[Dataset rows]
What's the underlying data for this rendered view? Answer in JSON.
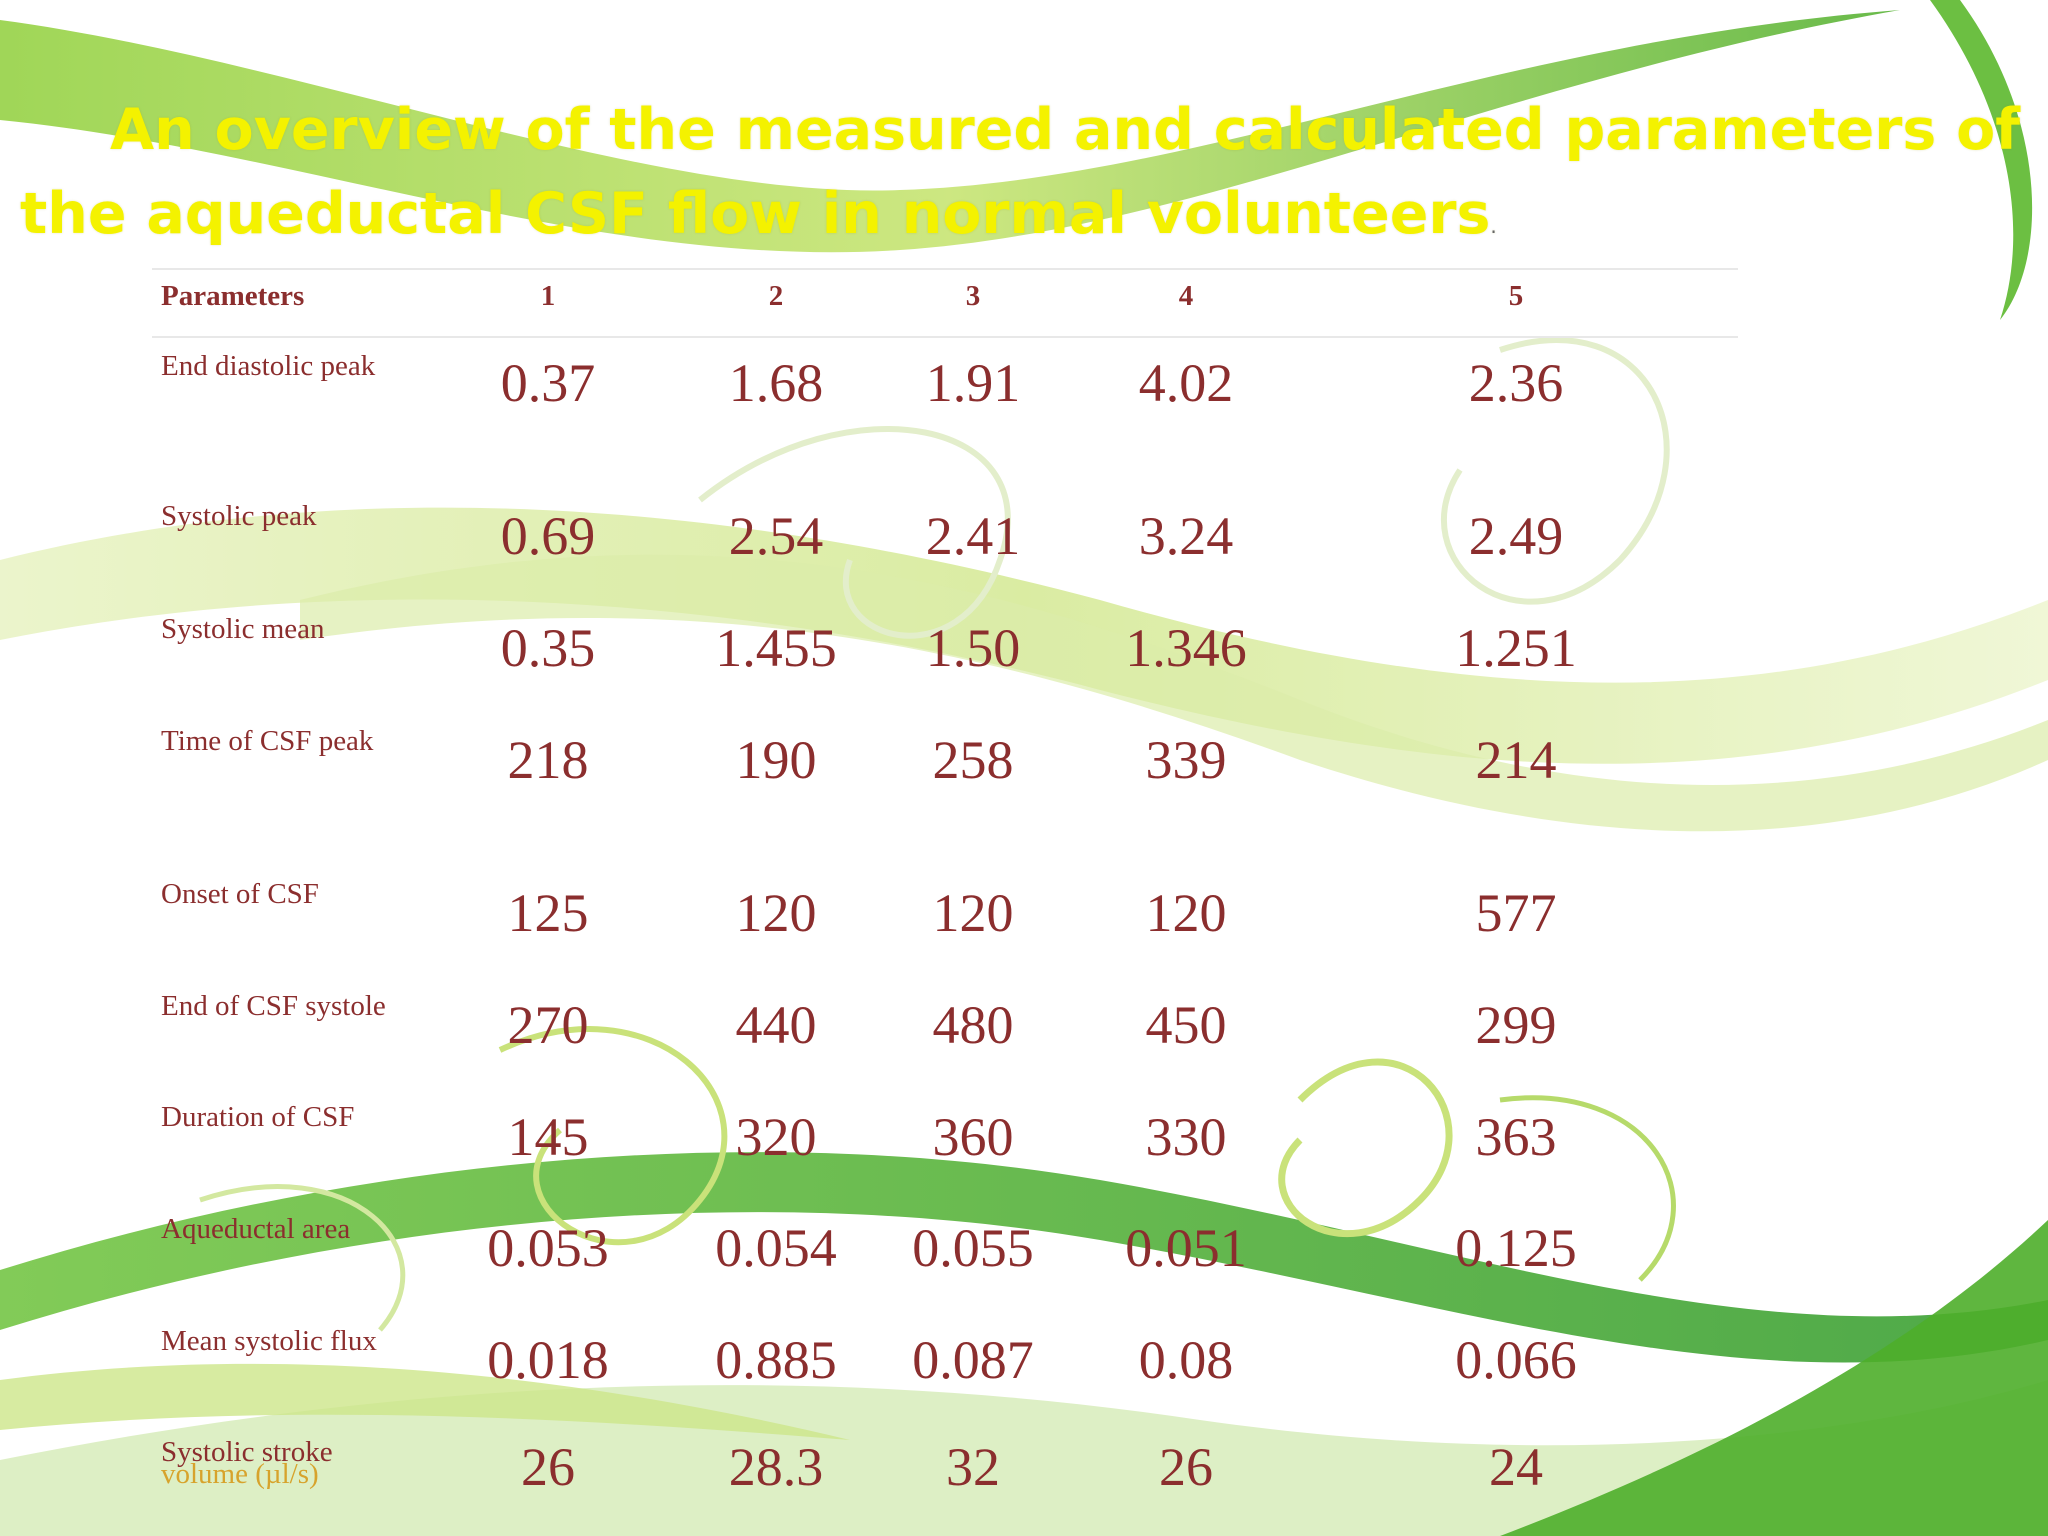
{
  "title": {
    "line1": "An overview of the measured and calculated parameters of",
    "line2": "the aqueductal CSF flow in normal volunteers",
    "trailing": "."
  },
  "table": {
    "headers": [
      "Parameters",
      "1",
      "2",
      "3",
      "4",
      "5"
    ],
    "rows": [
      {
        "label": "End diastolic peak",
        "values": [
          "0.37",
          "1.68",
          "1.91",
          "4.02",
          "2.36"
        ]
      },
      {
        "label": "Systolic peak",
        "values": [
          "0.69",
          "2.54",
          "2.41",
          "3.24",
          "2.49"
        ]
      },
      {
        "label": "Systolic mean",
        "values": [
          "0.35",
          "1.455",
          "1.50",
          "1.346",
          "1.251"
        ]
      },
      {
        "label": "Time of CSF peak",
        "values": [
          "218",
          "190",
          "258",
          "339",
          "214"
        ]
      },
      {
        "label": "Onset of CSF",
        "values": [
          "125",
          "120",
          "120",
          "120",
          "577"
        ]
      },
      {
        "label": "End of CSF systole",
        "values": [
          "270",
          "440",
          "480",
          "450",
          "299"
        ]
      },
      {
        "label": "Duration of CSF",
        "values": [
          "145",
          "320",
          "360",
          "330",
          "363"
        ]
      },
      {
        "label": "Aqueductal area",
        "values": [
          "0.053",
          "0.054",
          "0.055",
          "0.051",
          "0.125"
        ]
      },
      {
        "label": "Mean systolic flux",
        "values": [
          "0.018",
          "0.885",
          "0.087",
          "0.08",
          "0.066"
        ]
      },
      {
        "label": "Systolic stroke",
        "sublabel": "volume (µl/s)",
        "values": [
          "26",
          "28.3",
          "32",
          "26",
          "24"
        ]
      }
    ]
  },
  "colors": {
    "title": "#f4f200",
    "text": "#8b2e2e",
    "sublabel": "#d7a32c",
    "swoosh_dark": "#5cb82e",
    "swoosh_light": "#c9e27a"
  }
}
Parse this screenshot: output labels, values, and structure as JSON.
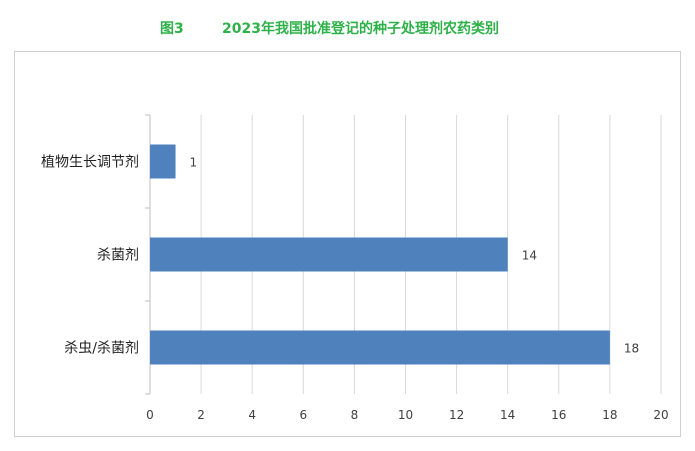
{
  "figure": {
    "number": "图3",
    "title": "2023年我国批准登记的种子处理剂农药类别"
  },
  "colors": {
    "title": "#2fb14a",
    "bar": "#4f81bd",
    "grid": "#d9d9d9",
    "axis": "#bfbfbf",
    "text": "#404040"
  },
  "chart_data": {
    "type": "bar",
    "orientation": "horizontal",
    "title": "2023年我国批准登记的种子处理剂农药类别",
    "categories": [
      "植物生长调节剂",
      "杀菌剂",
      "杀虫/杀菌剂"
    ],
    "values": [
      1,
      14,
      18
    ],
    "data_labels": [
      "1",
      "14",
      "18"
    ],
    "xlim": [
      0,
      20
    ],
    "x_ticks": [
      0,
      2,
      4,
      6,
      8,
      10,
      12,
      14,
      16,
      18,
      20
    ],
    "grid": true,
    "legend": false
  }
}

* _Given exercise_: Omit the pictures and write out the lines above from the one with "Parse this screenshot: output" through the last, unchanged.

* _Written answer_:
Parse this screenshot: output labels, values, and structure as JSON.
{
  "figure": {
    "number": "图3",
    "title": "2023年我国批准登记的种子处理剂农药类别"
  },
  "colors": {
    "title": "#2fb14a",
    "bar": "#4f81bd",
    "grid": "#d9d9d9",
    "axis": "#bfbfbf",
    "text": "#404040"
  },
  "chart_data": {
    "type": "bar",
    "orientation": "horizontal",
    "title": "2023年我国批准登记的种子处理剂农药类别",
    "categories": [
      "植物生长调节剂",
      "杀菌剂",
      "杀虫/杀菌剂"
    ],
    "values": [
      1,
      14,
      18
    ],
    "data_labels": [
      "1",
      "14",
      "18"
    ],
    "xlim": [
      0,
      20
    ],
    "x_ticks": [
      0,
      2,
      4,
      6,
      8,
      10,
      12,
      14,
      16,
      18,
      20
    ],
    "grid": true,
    "legend": false
  }
}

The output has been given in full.